YOUR TASK -> Review the material and extract every line in which the word "máximo" occurs.

(Data extracted from a collection)
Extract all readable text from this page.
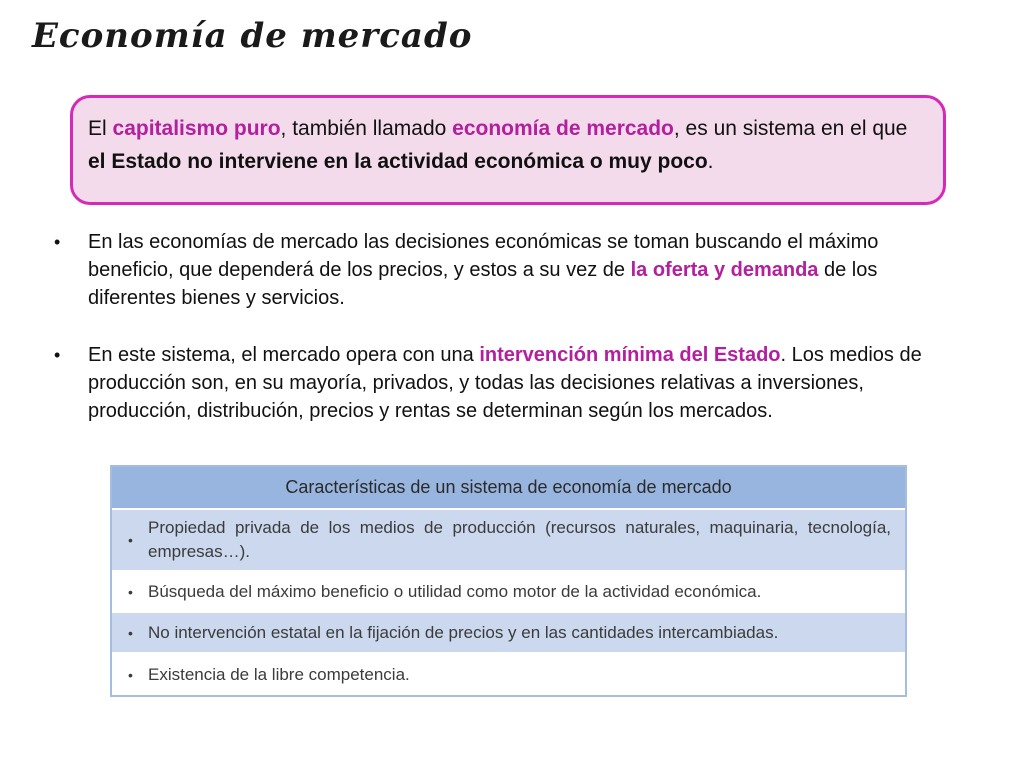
Economía de mercado
El capitalismo puro, también llamado economía de mercado, es un sistema en el que el Estado no interviene en la actividad económica o muy poco.
• En las economías de mercado las decisiones económicas se toman buscando el máximo beneficio, que dependerá de los precios, y estos a su vez de la oferta y demanda de los diferentes bienes y servicios.
• En este sistema, el mercado opera con una intervención mínima del Estado. Los medios de producción son, en su mayoría, privados, y todas las decisiones relativas a inversiones, producción, distribución, precios y rentas se determinan según los mercados.
Características de un sistema de economía de mercado
•
Propiedad privada de los medios de producción (recursos naturales, maquinaria, tecnología, empresas…).
• Búsqueda del máximo beneficio o utilidad como motor de la actividad económica.
• No intervención estatal en la fijación de precios y en las cantidades intercambiadas.
• Existencia de la libre competencia.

FULL ANSWER ->
• En las economías de mercado las decisiones económicas se toman buscando el máximo beneficio, que dependerá de los precios, y estos a su vez de la oferta y demanda de los diferentes bienes y servicios.
• Búsqueda del máximo beneficio o utilidad como motor de la actividad económica.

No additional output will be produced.